**Data provided:**
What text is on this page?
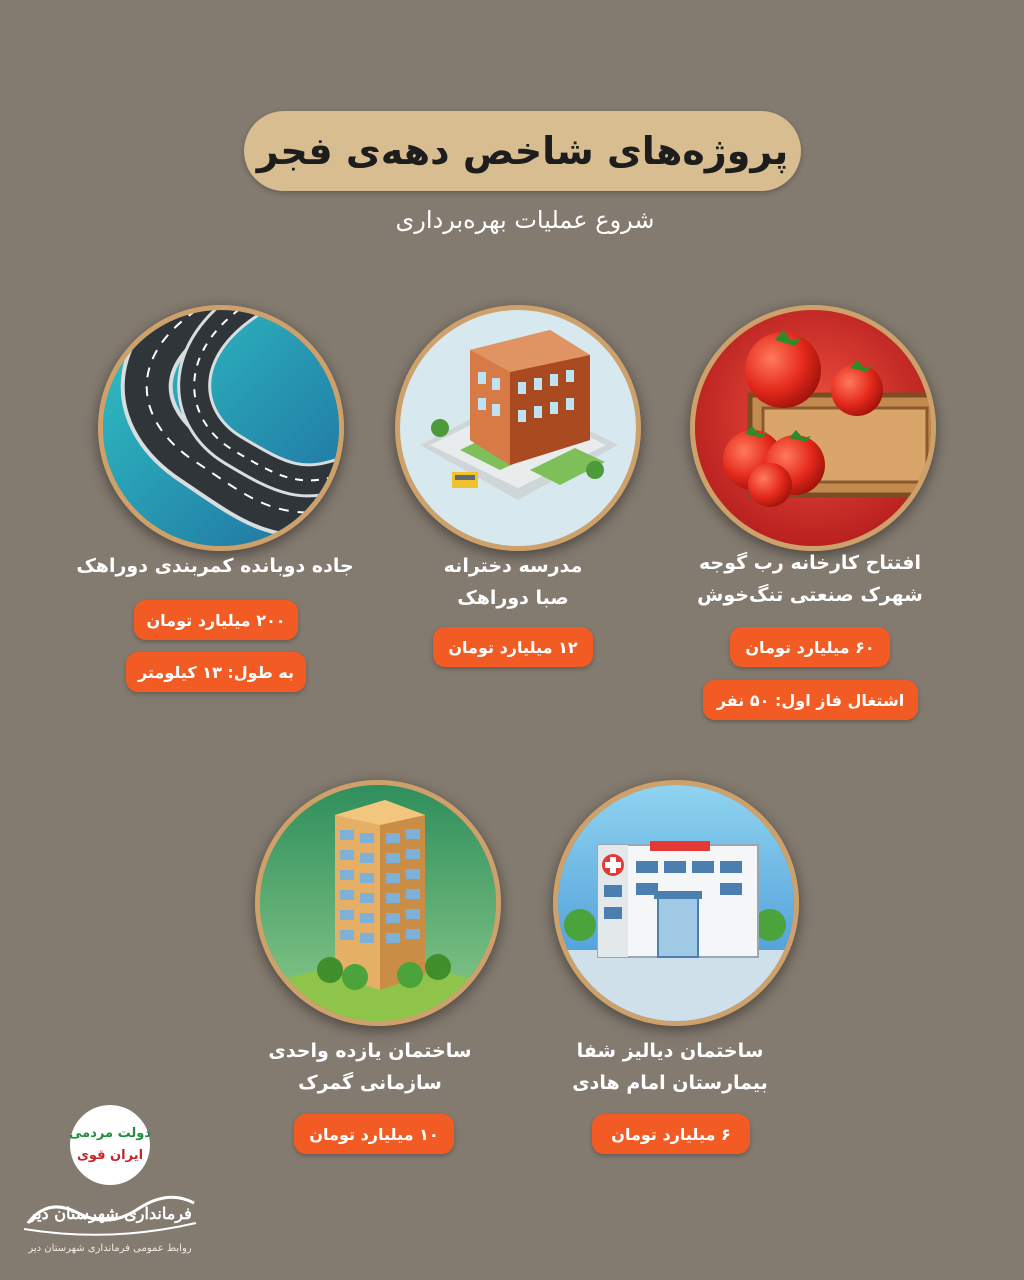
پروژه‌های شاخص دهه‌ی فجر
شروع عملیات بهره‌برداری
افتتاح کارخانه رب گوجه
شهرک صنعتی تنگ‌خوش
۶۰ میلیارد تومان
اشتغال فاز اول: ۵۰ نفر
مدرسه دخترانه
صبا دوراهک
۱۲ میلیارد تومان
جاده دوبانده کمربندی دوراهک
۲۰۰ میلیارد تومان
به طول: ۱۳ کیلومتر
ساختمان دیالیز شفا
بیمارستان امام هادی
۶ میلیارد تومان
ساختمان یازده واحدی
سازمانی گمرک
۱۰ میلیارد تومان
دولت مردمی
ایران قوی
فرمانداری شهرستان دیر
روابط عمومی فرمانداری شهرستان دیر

**Objective:** Repeat the data exactly, without the pictures.

**Task answer:**
What text is on this page?
پروژه‌های شاخص دهه‌ی فجر
شروع عملیات بهره‌برداری
افتتاح کارخانه رب گوجه
شهرک صنعتی تنگ‌خوش
۶۰ میلیارد تومان
اشتغال فاز اول: ۵۰ نفر
مدرسه دخترانه
صبا دوراهک
۱۲ میلیارد تومان
جاده دوبانده کمربندی دوراهک
۲۰۰ میلیارد تومان
به طول: ۱۳ کیلومتر
ساختمان دیالیز شفا
بیمارستان امام هادی
۶ میلیارد تومان
ساختمان یازده واحدی
سازمانی گمرک
۱۰ میلیارد تومان
دولت مردمی
ایران قوی
فرمانداری شهرستان دیر
روابط عمومی فرمانداری شهرستان دیر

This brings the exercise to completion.